PROBLEM TO WORK ON – Write the listing below out again exactly, dropping the images.

Stored entries
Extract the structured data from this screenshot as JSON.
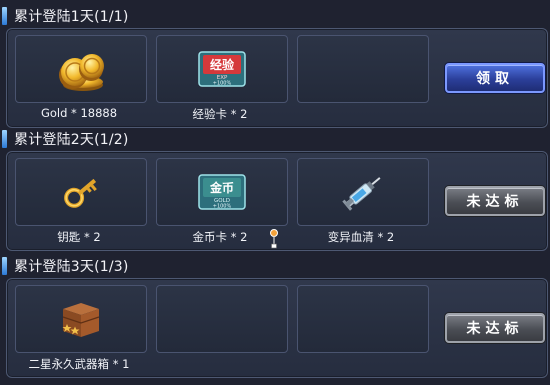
{
  "sections": [
    {
      "title": "累计登陆1天(1/1)",
      "items": [
        {
          "label": "Gold * 18888",
          "icon": "gold-coins-icon"
        },
        {
          "label": "经验卡 * 2",
          "icon": "exp-card-icon",
          "card_text": "经验",
          "card_sub": "EXP",
          "card_pct": "+100%"
        }
      ],
      "button": {
        "label": "领取",
        "state": "claimable"
      }
    },
    {
      "title": "累计登陆2天(1/2)",
      "items": [
        {
          "label": "钥匙 * 2",
          "icon": "key-icon"
        },
        {
          "label": "金币卡 * 2",
          "icon": "gold-card-icon",
          "card_text": "金币",
          "card_sub": "GOLD",
          "card_pct": "+100%"
        },
        {
          "label": "变异血清 * 2",
          "icon": "serum-syringe-icon"
        }
      ],
      "button": {
        "label": "未达标",
        "state": "not-reached"
      }
    },
    {
      "title": "累计登陆3天(1/3)",
      "items": [
        {
          "label": "二星永久武器箱 * 1",
          "icon": "weapon-crate-icon"
        }
      ],
      "button": {
        "label": "未达标",
        "state": "not-reached"
      }
    }
  ],
  "colors": {
    "background": "#1f2230",
    "claim_button": "#2b3f9a",
    "disabled_button": "#4b4e55",
    "title_marker": "#2b79d6"
  }
}
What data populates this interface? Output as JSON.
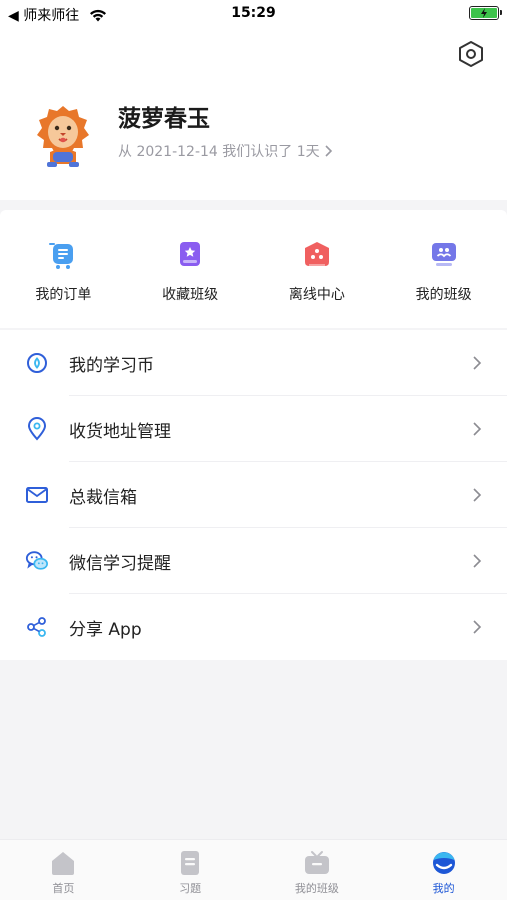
{
  "status_bar": {
    "carrier": "◀ 师来师往",
    "time": "15:29"
  },
  "profile": {
    "name": "菠萝春玉",
    "join_text": "从 2021-12-14 我们认识了 1天",
    "settings_icon": "settings-hexagon-icon",
    "avatar_icon": "lion-avatar-icon"
  },
  "quick_actions": [
    {
      "label": "我的订单",
      "icon": "order-cart-icon",
      "color": "#4a9ff0"
    },
    {
      "label": "收藏班级",
      "icon": "bookmark-star-icon",
      "color": "#8a5df0"
    },
    {
      "label": "离线中心",
      "icon": "offline-box-icon",
      "color": "#f06060"
    },
    {
      "label": "我的班级",
      "icon": "class-screen-icon",
      "color": "#7477e8"
    }
  ],
  "menu": [
    {
      "label": "我的学习币",
      "icon": "coin-icon"
    },
    {
      "label": "收货地址管理",
      "icon": "location-pin-icon"
    },
    {
      "label": "总裁信箱",
      "icon": "mail-icon"
    },
    {
      "label": "微信学习提醒",
      "icon": "wechat-icon"
    },
    {
      "label": "分享 App",
      "icon": "share-icon"
    }
  ],
  "tabs": [
    {
      "label": "首页",
      "icon": "home-icon",
      "active": false
    },
    {
      "label": "习题",
      "icon": "exercise-icon",
      "active": false
    },
    {
      "label": "我的班级",
      "icon": "tv-class-icon",
      "active": false
    },
    {
      "label": "我的",
      "icon": "me-icon",
      "active": true
    }
  ],
  "colors": {
    "accent": "#1d57d6",
    "inactive": "#8f8f95"
  }
}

SOLVED PROBLEM –
Extract the structured data from this screenshot as JSON.
{
  "sections": [
    {
      "title": "累计登陆1天(1/1)",
      "items": [
        {
          "label": "Gold * 18888",
          "icon": "gold-coins-icon"
        },
        {
          "label": "经验卡 * 2",
          "icon": "exp-card-icon",
          "card_text": "经验",
          "card_sub": "EXP",
          "card_pct": "+100%"
        }
      ],
      "button": {
        "label": "领取",
        "state": "claimable"
      }
    },
    {
      "title": "累计登陆2天(1/2)",
      "items": [
        {
          "label": "钥匙 * 2",
          "icon": "key-icon"
        },
        {
          "label": "金币卡 * 2",
          "icon": "gold-card-icon",
          "card_text": "金币",
          "card_sub": "GOLD",
          "card_pct": "+100%"
        },
        {
          "label": "变异血清 * 2",
          "icon": "serum-syringe-icon"
        }
      ],
      "button": {
        "label": "未达标",
        "state": "not-reached"
      }
    },
    {
      "title": "累计登陆3天(1/3)",
      "items": [
        {
          "label": "二星永久武器箱 * 1",
          "icon": "weapon-crate-icon"
        }
      ],
      "button": {
        "label": "未达标",
        "state": "not-reached"
      }
    }
  ],
  "colors": {
    "background": "#1f2230",
    "claim_button": "#2b3f9a",
    "disabled_button": "#4b4e55",
    "title_marker": "#2b79d6"
  }
}
What data populates this interface? Output as JSON.
{
  "status_bar": {
    "carrier": "◀ 师来师往",
    "time": "15:29"
  },
  "profile": {
    "name": "菠萝春玉",
    "join_text": "从 2021-12-14 我们认识了 1天",
    "settings_icon": "settings-hexagon-icon",
    "avatar_icon": "lion-avatar-icon"
  },
  "quick_actions": [
    {
      "label": "我的订单",
      "icon": "order-cart-icon",
      "color": "#4a9ff0"
    },
    {
      "label": "收藏班级",
      "icon": "bookmark-star-icon",
      "color": "#8a5df0"
    },
    {
      "label": "离线中心",
      "icon": "offline-box-icon",
      "color": "#f06060"
    },
    {
      "label": "我的班级",
      "icon": "class-screen-icon",
      "color": "#7477e8"
    }
  ],
  "menu": [
    {
      "label": "我的学习币",
      "icon": "coin-icon"
    },
    {
      "label": "收货地址管理",
      "icon": "location-pin-icon"
    },
    {
      "label": "总裁信箱",
      "icon": "mail-icon"
    },
    {
      "label": "微信学习提醒",
      "icon": "wechat-icon"
    },
    {
      "label": "分享 App",
      "icon": "share-icon"
    }
  ],
  "tabs": [
    {
      "label": "首页",
      "icon": "home-icon",
      "active": false
    },
    {
      "label": "习题",
      "icon": "exercise-icon",
      "active": false
    },
    {
      "label": "我的班级",
      "icon": "tv-class-icon",
      "active": false
    },
    {
      "label": "我的",
      "icon": "me-icon",
      "active": true
    }
  ],
  "colors": {
    "accent": "#1d57d6",
    "inactive": "#8f8f95"
  }
}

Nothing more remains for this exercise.